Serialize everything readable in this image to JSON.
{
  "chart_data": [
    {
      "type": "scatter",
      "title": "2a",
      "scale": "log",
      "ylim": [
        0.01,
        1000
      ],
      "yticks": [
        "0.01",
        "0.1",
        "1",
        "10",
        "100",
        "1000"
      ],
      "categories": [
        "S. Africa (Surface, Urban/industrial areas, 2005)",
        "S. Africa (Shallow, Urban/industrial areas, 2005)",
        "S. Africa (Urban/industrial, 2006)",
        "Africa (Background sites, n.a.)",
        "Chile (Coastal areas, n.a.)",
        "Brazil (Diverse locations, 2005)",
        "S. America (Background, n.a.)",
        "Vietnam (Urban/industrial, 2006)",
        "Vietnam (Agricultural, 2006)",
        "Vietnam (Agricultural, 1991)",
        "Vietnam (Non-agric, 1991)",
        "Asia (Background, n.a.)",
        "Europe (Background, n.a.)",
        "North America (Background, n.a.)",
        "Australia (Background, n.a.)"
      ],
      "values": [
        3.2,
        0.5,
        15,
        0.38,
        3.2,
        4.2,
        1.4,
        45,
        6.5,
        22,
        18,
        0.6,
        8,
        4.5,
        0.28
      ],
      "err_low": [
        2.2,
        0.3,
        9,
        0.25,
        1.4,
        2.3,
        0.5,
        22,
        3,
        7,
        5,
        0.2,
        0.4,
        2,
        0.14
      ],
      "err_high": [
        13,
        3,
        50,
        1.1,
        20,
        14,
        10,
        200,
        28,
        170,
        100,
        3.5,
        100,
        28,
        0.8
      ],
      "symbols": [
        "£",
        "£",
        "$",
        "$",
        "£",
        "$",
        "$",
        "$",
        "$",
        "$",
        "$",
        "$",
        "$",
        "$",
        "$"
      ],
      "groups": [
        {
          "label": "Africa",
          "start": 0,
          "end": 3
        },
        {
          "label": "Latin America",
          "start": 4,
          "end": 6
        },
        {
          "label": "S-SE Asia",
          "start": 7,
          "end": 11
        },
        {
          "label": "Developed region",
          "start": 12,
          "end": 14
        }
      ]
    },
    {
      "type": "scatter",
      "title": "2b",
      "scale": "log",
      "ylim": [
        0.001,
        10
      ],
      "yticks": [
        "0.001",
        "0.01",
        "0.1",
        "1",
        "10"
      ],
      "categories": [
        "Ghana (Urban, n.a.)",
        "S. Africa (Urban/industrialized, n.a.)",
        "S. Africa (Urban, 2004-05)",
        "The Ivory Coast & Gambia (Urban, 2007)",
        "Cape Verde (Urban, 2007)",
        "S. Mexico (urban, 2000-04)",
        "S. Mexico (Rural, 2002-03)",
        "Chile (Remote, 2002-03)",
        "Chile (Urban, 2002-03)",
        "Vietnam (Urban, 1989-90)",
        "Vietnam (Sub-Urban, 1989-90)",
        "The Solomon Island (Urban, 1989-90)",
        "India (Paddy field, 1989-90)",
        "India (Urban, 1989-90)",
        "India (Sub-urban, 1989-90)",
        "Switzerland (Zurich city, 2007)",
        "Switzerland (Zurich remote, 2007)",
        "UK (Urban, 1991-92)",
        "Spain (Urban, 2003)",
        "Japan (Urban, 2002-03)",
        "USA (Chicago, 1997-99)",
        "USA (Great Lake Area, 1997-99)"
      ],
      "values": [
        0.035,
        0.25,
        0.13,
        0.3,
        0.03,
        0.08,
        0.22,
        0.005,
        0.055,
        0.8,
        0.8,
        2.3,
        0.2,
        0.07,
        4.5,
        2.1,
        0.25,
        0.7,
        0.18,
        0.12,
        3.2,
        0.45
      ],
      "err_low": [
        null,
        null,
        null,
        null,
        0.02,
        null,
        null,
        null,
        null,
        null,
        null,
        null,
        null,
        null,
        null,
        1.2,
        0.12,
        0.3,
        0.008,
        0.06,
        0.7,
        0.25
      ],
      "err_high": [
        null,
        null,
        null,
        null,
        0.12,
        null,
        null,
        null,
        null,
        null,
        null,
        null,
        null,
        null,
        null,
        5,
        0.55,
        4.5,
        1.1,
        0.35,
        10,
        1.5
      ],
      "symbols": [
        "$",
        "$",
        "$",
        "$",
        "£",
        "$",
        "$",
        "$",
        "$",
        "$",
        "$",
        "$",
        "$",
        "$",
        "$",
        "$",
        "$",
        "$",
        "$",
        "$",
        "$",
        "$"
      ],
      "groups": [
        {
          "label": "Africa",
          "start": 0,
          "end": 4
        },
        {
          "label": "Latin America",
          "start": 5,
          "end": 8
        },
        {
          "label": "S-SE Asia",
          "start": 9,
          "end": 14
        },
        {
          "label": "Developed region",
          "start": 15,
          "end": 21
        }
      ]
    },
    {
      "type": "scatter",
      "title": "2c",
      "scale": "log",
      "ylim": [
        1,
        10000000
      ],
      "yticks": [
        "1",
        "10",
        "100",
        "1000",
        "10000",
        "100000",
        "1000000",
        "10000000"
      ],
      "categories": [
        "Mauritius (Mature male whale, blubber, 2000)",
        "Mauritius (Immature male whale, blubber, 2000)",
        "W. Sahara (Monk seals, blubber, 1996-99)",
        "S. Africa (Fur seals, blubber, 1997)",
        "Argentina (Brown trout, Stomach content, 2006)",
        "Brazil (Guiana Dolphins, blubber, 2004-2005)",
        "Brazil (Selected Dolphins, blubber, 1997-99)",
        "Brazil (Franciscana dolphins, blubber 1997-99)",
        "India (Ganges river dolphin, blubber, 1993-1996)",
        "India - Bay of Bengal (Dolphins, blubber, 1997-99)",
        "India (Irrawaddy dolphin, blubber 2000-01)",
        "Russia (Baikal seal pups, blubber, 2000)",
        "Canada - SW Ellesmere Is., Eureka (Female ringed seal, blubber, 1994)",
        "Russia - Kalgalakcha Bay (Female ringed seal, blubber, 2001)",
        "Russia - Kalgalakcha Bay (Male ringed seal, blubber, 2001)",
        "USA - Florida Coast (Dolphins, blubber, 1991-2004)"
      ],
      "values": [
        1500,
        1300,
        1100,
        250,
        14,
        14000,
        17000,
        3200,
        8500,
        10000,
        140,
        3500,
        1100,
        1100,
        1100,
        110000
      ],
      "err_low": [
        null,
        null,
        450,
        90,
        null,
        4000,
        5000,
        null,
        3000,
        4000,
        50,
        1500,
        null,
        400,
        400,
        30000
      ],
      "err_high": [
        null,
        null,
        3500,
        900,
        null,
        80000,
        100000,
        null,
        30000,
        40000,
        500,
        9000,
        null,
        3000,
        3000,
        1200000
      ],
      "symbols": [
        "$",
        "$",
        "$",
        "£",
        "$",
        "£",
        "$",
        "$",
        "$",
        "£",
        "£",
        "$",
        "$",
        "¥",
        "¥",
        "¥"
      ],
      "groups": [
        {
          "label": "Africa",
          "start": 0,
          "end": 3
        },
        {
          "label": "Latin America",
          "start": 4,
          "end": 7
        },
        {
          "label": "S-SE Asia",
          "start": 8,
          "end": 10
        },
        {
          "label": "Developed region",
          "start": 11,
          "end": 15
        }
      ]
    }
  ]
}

● **GIVEN REQUEST**: Repeat the data above, word for word.

● **ANSWER TO THIS EXERCISE**:
Serialize everything readable in this image to JSON.
{
  "chart_data": [
    {
      "type": "scatter",
      "title": "2a",
      "scale": "log",
      "ylim": [
        0.01,
        1000
      ],
      "yticks": [
        "0.01",
        "0.1",
        "1",
        "10",
        "100",
        "1000"
      ],
      "categories": [
        "S. Africa (Surface, Urban/industrial areas, 2005)",
        "S. Africa (Shallow, Urban/industrial areas, 2005)",
        "S. Africa (Urban/industrial, 2006)",
        "Africa (Background sites, n.a.)",
        "Chile (Coastal areas, n.a.)",
        "Brazil (Diverse locations, 2005)",
        "S. America (Background, n.a.)",
        "Vietnam (Urban/industrial, 2006)",
        "Vietnam (Agricultural, 2006)",
        "Vietnam (Agricultural, 1991)",
        "Vietnam (Non-agric, 1991)",
        "Asia (Background, n.a.)",
        "Europe (Background, n.a.)",
        "North America (Background, n.a.)",
        "Australia (Background, n.a.)"
      ],
      "values": [
        3.2,
        0.5,
        15,
        0.38,
        3.2,
        4.2,
        1.4,
        45,
        6.5,
        22,
        18,
        0.6,
        8,
        4.5,
        0.28
      ],
      "err_low": [
        2.2,
        0.3,
        9,
        0.25,
        1.4,
        2.3,
        0.5,
        22,
        3,
        7,
        5,
        0.2,
        0.4,
        2,
        0.14
      ],
      "err_high": [
        13,
        3,
        50,
        1.1,
        20,
        14,
        10,
        200,
        28,
        170,
        100,
        3.5,
        100,
        28,
        0.8
      ],
      "symbols": [
        "£",
        "£",
        "$",
        "$",
        "£",
        "$",
        "$",
        "$",
        "$",
        "$",
        "$",
        "$",
        "$",
        "$",
        "$"
      ],
      "groups": [
        {
          "label": "Africa",
          "start": 0,
          "end": 3
        },
        {
          "label": "Latin America",
          "start": 4,
          "end": 6
        },
        {
          "label": "S-SE Asia",
          "start": 7,
          "end": 11
        },
        {
          "label": "Developed region",
          "start": 12,
          "end": 14
        }
      ]
    },
    {
      "type": "scatter",
      "title": "2b",
      "scale": "log",
      "ylim": [
        0.001,
        10
      ],
      "yticks": [
        "0.001",
        "0.01",
        "0.1",
        "1",
        "10"
      ],
      "categories": [
        "Ghana (Urban, n.a.)",
        "S. Africa (Urban/industrialized, n.a.)",
        "S. Africa (Urban, 2004-05)",
        "The Ivory Coast & Gambia (Urban, 2007)",
        "Cape Verde (Urban, 2007)",
        "S. Mexico (urban, 2000-04)",
        "S. Mexico (Rural, 2002-03)",
        "Chile (Remote, 2002-03)",
        "Chile (Urban, 2002-03)",
        "Vietnam (Urban, 1989-90)",
        "Vietnam (Sub-Urban, 1989-90)",
        "The Solomon Island (Urban, 1989-90)",
        "India (Paddy field, 1989-90)",
        "India (Urban, 1989-90)",
        "India (Sub-urban, 1989-90)",
        "Switzerland (Zurich city, 2007)",
        "Switzerland (Zurich remote, 2007)",
        "UK (Urban, 1991-92)",
        "Spain (Urban, 2003)",
        "Japan (Urban, 2002-03)",
        "USA (Chicago, 1997-99)",
        "USA (Great Lake Area, 1997-99)"
      ],
      "values": [
        0.035,
        0.25,
        0.13,
        0.3,
        0.03,
        0.08,
        0.22,
        0.005,
        0.055,
        0.8,
        0.8,
        2.3,
        0.2,
        0.07,
        4.5,
        2.1,
        0.25,
        0.7,
        0.18,
        0.12,
        3.2,
        0.45
      ],
      "err_low": [
        null,
        null,
        null,
        null,
        0.02,
        null,
        null,
        null,
        null,
        null,
        null,
        null,
        null,
        null,
        null,
        1.2,
        0.12,
        0.3,
        0.008,
        0.06,
        0.7,
        0.25
      ],
      "err_high": [
        null,
        null,
        null,
        null,
        0.12,
        null,
        null,
        null,
        null,
        null,
        null,
        null,
        null,
        null,
        null,
        5,
        0.55,
        4.5,
        1.1,
        0.35,
        10,
        1.5
      ],
      "symbols": [
        "$",
        "$",
        "$",
        "$",
        "£",
        "$",
        "$",
        "$",
        "$",
        "$",
        "$",
        "$",
        "$",
        "$",
        "$",
        "$",
        "$",
        "$",
        "$",
        "$",
        "$",
        "$"
      ],
      "groups": [
        {
          "label": "Africa",
          "start": 0,
          "end": 4
        },
        {
          "label": "Latin America",
          "start": 5,
          "end": 8
        },
        {
          "label": "S-SE Asia",
          "start": 9,
          "end": 14
        },
        {
          "label": "Developed region",
          "start": 15,
          "end": 21
        }
      ]
    },
    {
      "type": "scatter",
      "title": "2c",
      "scale": "log",
      "ylim": [
        1,
        10000000
      ],
      "yticks": [
        "1",
        "10",
        "100",
        "1000",
        "10000",
        "100000",
        "1000000",
        "10000000"
      ],
      "categories": [
        "Mauritius (Mature male whale, blubber, 2000)",
        "Mauritius (Immature male whale, blubber, 2000)",
        "W. Sahara (Monk seals, blubber, 1996-99)",
        "S. Africa (Fur seals, blubber, 1997)",
        "Argentina (Brown trout, Stomach content, 2006)",
        "Brazil (Guiana Dolphins, blubber, 2004-2005)",
        "Brazil (Selected Dolphins, blubber, 1997-99)",
        "Brazil (Franciscana dolphins, blubber 1997-99)",
        "India (Ganges river dolphin, blubber, 1993-1996)",
        "India - Bay of Bengal (Dolphins, blubber, 1997-99)",
        "India (Irrawaddy dolphin, blubber 2000-01)",
        "Russia (Baikal seal pups, blubber, 2000)",
        "Canada - SW Ellesmere Is., Eureka (Female ringed seal, blubber, 1994)",
        "Russia - Kalgalakcha Bay (Female ringed seal, blubber, 2001)",
        "Russia - Kalgalakcha Bay (Male ringed seal, blubber, 2001)",
        "USA - Florida Coast (Dolphins, blubber, 1991-2004)"
      ],
      "values": [
        1500,
        1300,
        1100,
        250,
        14,
        14000,
        17000,
        3200,
        8500,
        10000,
        140,
        3500,
        1100,
        1100,
        1100,
        110000
      ],
      "err_low": [
        null,
        null,
        450,
        90,
        null,
        4000,
        5000,
        null,
        3000,
        4000,
        50,
        1500,
        null,
        400,
        400,
        30000
      ],
      "err_high": [
        null,
        null,
        3500,
        900,
        null,
        80000,
        100000,
        null,
        30000,
        40000,
        500,
        9000,
        null,
        3000,
        3000,
        1200000
      ],
      "symbols": [
        "$",
        "$",
        "$",
        "£",
        "$",
        "£",
        "$",
        "$",
        "$",
        "£",
        "£",
        "$",
        "$",
        "¥",
        "¥",
        "¥"
      ],
      "groups": [
        {
          "label": "Africa",
          "start": 0,
          "end": 3
        },
        {
          "label": "Latin America",
          "start": 4,
          "end": 7
        },
        {
          "label": "S-SE Asia",
          "start": 8,
          "end": 10
        },
        {
          "label": "Developed region",
          "start": 11,
          "end": 15
        }
      ]
    }
  ]
}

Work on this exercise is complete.